● **Directions for this task**
Write out the listing below exactly, and omit any images you find in it.

● **Items**
·····
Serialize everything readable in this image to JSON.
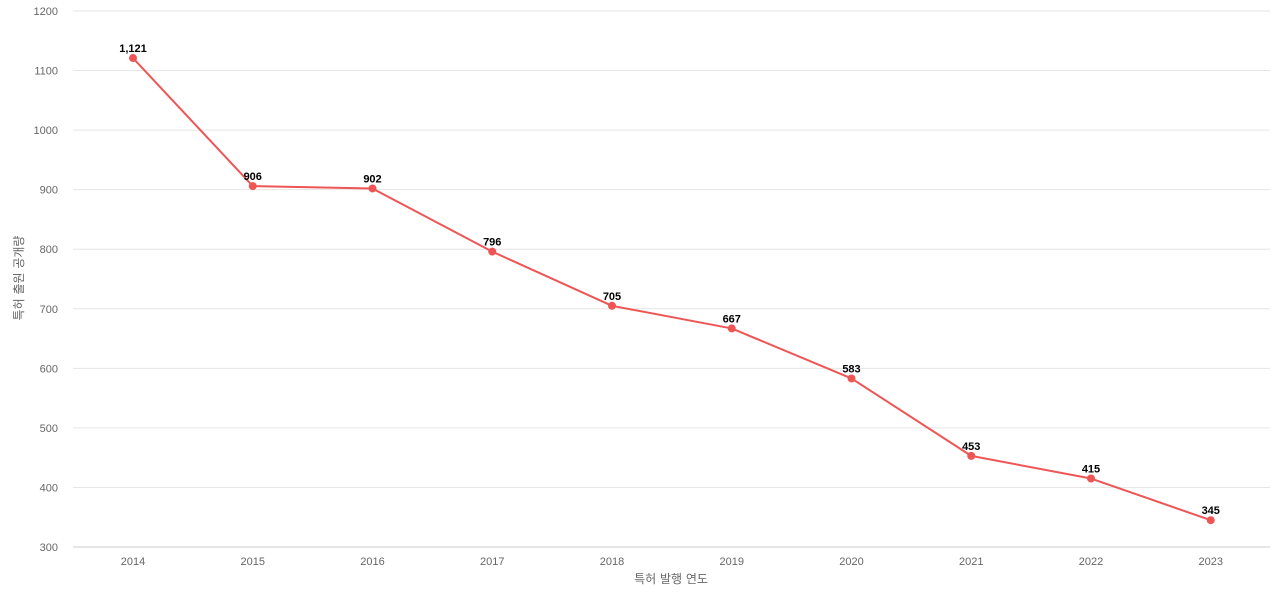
{
  "chart_data": {
    "type": "line",
    "title": "",
    "xlabel": "특허 발행 연도",
    "ylabel": "특허 출원 공개량",
    "categories": [
      "2014",
      "2015",
      "2016",
      "2017",
      "2018",
      "2019",
      "2020",
      "2021",
      "2022",
      "2023"
    ],
    "series": [
      {
        "values": [
          1121,
          906,
          902,
          796,
          705,
          667,
          583,
          453,
          415,
          345
        ],
        "labels": [
          "1,121",
          "906",
          "902",
          "796",
          "705",
          "667",
          "583",
          "453",
          "415",
          "345"
        ],
        "color": "#ee5555"
      }
    ],
    "ylim": [
      300,
      1200
    ],
    "yticks": [
      "300",
      "400",
      "500",
      "600",
      "700",
      "800",
      "900",
      "1000",
      "1100",
      "1200"
    ],
    "grid": true,
    "legend": "none"
  }
}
·····
● **Exercise response**
Serialize everything readable in this image to JSON.
{
  "chart_data": {
    "type": "line",
    "title": "",
    "xlabel": "특허 발행 연도",
    "ylabel": "특허 출원 공개량",
    "categories": [
      "2014",
      "2015",
      "2016",
      "2017",
      "2018",
      "2019",
      "2020",
      "2021",
      "2022",
      "2023"
    ],
    "series": [
      {
        "values": [
          1121,
          906,
          902,
          796,
          705,
          667,
          583,
          453,
          415,
          345
        ],
        "labels": [
          "1,121",
          "906",
          "902",
          "796",
          "705",
          "667",
          "583",
          "453",
          "415",
          "345"
        ],
        "color": "#ee5555"
      }
    ],
    "ylim": [
      300,
      1200
    ],
    "yticks": [
      "300",
      "400",
      "500",
      "600",
      "700",
      "800",
      "900",
      "1000",
      "1100",
      "1200"
    ],
    "grid": true,
    "legend": "none"
  }
}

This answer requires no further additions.